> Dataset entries
- - - - -

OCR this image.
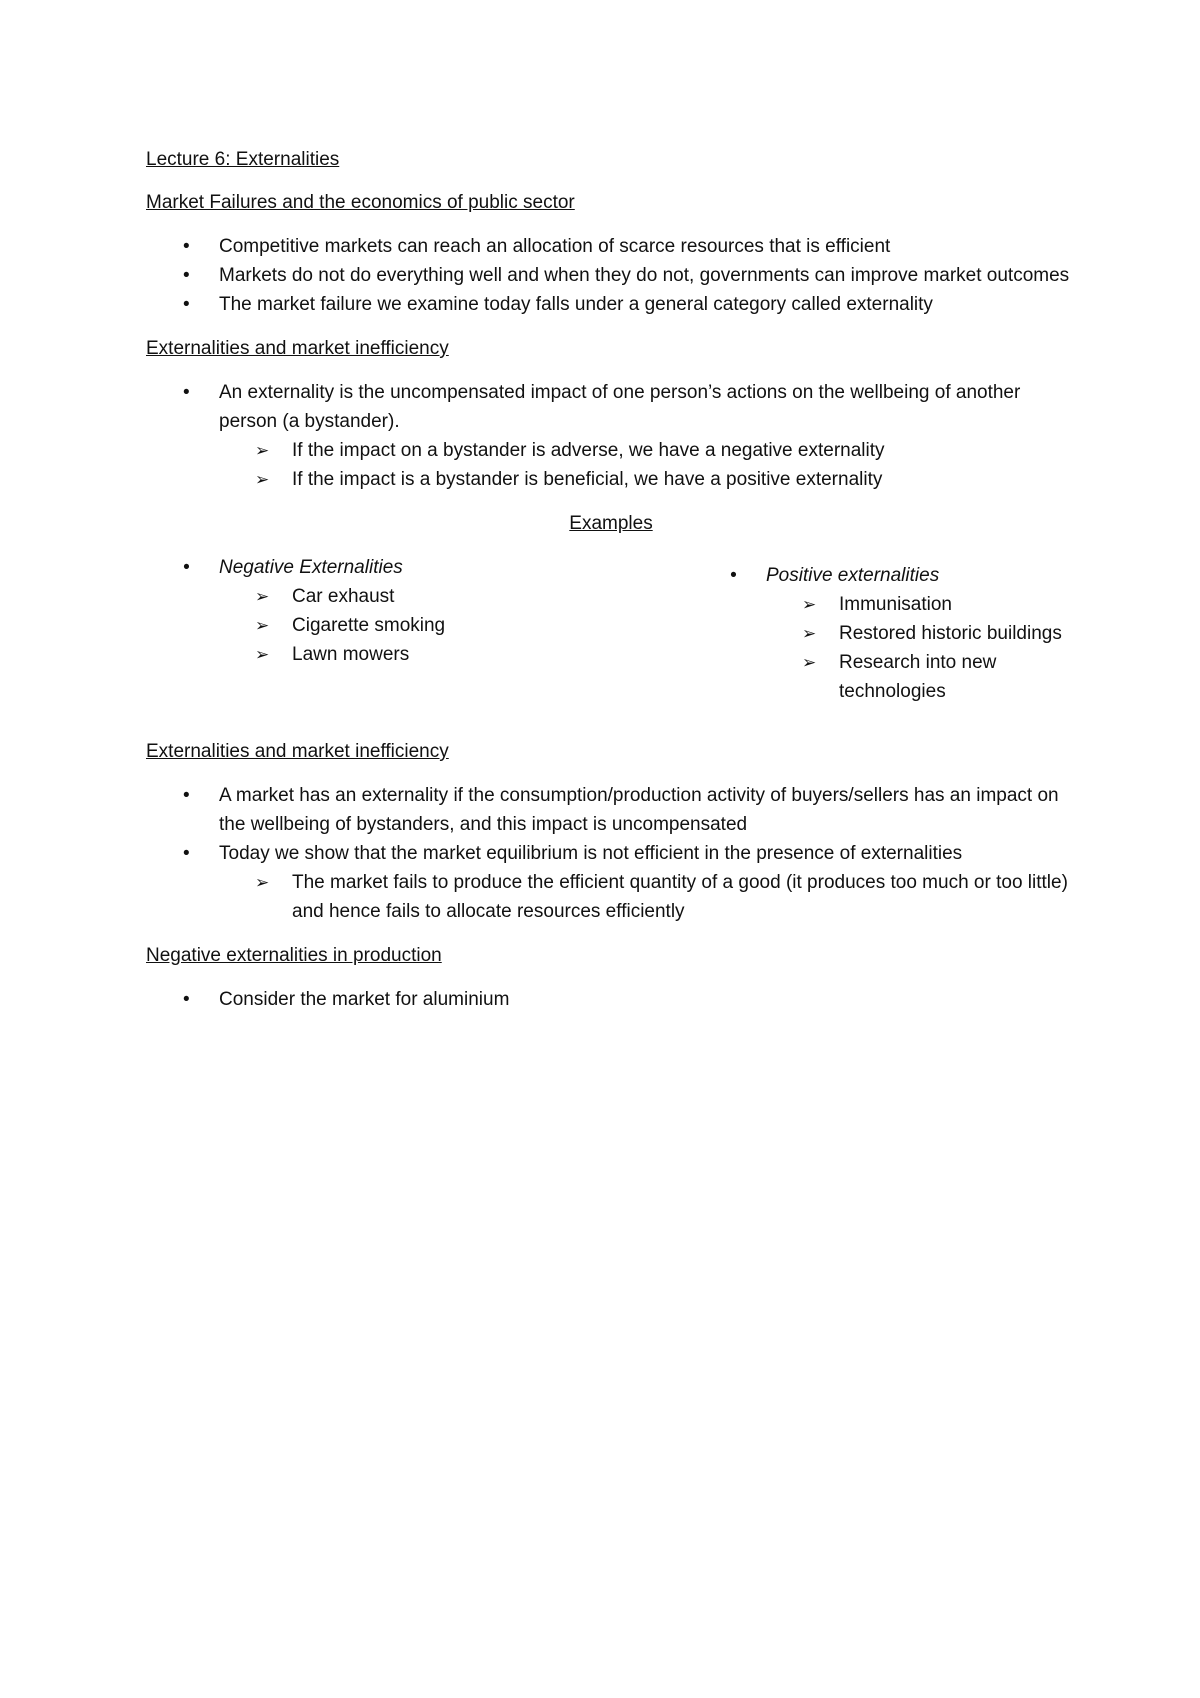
Lecture 6: Externalities
Market Failures and the economics of public sector
• Competitive markets can reach an allocation of scarce resources that is efficient
• Markets do not do everything well and when they do not, governments can improve market outcomes
• The market failure we examine today falls under a general category called externality
Externalities and market inefficiency
• An externality is the uncompensated impact of one person’s actions on the wellbeing of another person (a bystander).
➢ If the impact on a bystander is adverse, we have a negative externality
➢ If the impact is a bystander is beneficial, we have a positive externality
Examples
• Negative Externalities
➢ Car exhaust
➢ Cigarette smoking
➢ Lawn mowers
• Positive externalities
➢ Immunisation
➢ Restored historic buildings
➢ Research into new technologies
Externalities and market inefficiency
• A market has an externality if the consumption/production activity of buyers/sellers has an impact on the wellbeing of bystanders, and this impact is uncompensated
• Today we show that the market equilibrium is not efficient in the presence of externalities
➢ The market fails to produce the efficient quantity of a good (it produces too much or too little) and hence fails to allocate resources efficiently
Negative externalities in production
• Consider the market for aluminium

- - - - -

> SET TASK
Collect each line of the entries that has the word "production", copying it in full.

> WORKED ANSWER
• A market has an externality if the consumption/production activity of buyers/sellers has an impact on the wellbeing of bystanders, and this impact is uncompensated
Negative externalities in production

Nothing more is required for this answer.